Written exercise: Find how many lines hold the word "light". Give only the number.

===== Input for this task

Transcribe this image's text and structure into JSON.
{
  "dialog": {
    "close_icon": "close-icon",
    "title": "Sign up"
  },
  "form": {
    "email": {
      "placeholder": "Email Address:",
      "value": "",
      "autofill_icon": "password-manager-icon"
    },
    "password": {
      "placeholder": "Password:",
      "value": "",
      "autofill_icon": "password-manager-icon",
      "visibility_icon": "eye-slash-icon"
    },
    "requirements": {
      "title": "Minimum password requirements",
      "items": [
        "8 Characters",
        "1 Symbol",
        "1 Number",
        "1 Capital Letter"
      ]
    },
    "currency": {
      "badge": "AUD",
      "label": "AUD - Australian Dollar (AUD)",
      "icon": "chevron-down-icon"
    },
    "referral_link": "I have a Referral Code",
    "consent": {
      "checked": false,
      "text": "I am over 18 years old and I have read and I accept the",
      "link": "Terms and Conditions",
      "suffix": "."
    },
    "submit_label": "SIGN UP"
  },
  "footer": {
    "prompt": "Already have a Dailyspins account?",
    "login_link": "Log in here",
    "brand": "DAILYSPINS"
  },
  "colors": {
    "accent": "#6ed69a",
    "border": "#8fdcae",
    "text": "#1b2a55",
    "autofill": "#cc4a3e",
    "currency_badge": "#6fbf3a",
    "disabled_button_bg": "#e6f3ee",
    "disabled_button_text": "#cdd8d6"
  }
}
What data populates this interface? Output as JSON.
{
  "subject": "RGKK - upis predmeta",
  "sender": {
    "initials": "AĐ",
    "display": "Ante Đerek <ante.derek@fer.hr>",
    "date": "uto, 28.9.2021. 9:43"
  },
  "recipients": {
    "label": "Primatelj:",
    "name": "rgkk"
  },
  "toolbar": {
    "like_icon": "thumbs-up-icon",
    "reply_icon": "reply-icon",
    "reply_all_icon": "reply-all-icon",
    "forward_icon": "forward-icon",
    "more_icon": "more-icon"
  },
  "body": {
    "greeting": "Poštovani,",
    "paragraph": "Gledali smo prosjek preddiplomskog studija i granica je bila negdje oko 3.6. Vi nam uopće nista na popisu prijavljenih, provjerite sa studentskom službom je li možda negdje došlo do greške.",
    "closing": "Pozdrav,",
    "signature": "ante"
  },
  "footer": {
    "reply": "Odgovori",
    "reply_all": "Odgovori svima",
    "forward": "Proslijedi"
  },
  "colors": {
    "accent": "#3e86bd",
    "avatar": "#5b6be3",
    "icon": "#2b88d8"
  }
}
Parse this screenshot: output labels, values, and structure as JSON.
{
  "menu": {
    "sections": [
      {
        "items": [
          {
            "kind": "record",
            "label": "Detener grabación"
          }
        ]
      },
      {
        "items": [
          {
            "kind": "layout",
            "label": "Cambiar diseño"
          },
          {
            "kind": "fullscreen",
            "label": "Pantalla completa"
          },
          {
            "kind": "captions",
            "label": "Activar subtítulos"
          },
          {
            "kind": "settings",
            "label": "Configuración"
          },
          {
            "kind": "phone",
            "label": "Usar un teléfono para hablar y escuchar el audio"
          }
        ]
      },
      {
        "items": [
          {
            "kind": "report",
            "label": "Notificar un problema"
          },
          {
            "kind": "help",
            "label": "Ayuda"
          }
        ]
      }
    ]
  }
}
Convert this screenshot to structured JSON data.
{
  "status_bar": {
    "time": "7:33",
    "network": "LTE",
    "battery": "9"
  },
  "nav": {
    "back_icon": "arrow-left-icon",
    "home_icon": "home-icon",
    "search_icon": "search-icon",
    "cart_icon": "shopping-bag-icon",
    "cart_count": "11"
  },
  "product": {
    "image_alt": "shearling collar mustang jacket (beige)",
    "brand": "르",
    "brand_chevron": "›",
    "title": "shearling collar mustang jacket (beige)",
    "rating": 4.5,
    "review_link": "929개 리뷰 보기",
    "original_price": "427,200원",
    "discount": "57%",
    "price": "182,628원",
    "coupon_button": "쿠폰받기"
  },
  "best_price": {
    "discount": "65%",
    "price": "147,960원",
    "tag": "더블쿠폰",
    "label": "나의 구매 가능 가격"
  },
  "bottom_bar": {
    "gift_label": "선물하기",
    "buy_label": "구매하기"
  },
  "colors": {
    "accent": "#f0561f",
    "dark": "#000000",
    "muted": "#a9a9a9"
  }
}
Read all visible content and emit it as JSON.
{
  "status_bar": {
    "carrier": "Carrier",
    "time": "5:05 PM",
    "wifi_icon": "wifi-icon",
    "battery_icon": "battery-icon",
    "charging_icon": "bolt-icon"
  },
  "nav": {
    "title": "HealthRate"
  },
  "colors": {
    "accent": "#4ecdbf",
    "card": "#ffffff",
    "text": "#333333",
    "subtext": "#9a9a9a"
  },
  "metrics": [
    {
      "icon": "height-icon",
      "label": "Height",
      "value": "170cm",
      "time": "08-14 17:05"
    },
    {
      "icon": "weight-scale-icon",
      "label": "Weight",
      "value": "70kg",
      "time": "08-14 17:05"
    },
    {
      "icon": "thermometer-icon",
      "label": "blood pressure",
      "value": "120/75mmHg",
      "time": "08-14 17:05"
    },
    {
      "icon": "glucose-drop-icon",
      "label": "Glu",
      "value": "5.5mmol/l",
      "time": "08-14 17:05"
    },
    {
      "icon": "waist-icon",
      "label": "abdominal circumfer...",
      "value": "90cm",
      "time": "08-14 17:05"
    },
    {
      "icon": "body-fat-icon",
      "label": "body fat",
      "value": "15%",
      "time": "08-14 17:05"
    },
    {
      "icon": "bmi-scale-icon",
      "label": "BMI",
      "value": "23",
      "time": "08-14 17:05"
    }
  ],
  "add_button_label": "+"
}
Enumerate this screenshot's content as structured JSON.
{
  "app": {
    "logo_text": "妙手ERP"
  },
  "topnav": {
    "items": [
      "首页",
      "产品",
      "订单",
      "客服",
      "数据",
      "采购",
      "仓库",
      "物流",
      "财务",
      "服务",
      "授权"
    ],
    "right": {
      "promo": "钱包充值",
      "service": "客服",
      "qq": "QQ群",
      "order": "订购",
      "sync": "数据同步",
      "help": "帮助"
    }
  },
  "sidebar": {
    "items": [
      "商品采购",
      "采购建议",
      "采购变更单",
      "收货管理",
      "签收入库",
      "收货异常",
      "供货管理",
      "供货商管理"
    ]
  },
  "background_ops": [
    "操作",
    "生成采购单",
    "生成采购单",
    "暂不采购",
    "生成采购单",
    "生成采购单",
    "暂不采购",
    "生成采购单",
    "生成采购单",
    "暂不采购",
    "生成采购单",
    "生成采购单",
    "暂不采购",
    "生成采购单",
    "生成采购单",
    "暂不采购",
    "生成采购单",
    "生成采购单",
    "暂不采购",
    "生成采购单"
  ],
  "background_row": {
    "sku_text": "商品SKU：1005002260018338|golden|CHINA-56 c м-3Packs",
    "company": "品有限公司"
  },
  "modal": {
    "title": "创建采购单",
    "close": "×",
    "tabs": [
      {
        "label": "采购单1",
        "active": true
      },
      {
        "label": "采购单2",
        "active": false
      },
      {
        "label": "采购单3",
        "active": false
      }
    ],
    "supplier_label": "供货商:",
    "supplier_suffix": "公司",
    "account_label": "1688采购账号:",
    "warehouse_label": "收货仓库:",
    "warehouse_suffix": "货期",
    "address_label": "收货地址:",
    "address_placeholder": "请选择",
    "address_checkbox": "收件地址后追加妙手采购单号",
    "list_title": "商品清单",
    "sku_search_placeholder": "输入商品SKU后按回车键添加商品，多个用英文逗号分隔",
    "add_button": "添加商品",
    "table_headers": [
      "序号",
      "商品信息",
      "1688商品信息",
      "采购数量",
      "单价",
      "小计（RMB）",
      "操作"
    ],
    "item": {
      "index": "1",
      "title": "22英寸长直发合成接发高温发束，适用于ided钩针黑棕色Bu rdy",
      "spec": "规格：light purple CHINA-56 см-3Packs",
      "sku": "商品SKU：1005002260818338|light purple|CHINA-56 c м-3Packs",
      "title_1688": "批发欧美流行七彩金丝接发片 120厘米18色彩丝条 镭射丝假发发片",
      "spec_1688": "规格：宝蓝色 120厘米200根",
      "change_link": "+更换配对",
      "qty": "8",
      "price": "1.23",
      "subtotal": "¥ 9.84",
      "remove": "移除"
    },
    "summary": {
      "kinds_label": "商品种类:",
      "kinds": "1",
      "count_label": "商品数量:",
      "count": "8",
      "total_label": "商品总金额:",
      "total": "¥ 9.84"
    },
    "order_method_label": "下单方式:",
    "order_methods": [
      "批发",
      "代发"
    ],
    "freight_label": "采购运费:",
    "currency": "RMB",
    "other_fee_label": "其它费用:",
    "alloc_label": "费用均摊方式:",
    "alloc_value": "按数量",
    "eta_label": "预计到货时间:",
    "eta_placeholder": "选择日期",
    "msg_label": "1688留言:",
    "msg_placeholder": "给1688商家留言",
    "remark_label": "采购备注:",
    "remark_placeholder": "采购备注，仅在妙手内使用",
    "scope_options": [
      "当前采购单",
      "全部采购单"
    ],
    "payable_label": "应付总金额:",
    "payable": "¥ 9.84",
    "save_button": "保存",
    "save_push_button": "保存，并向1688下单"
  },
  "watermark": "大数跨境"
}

==========

Reply to the task: 2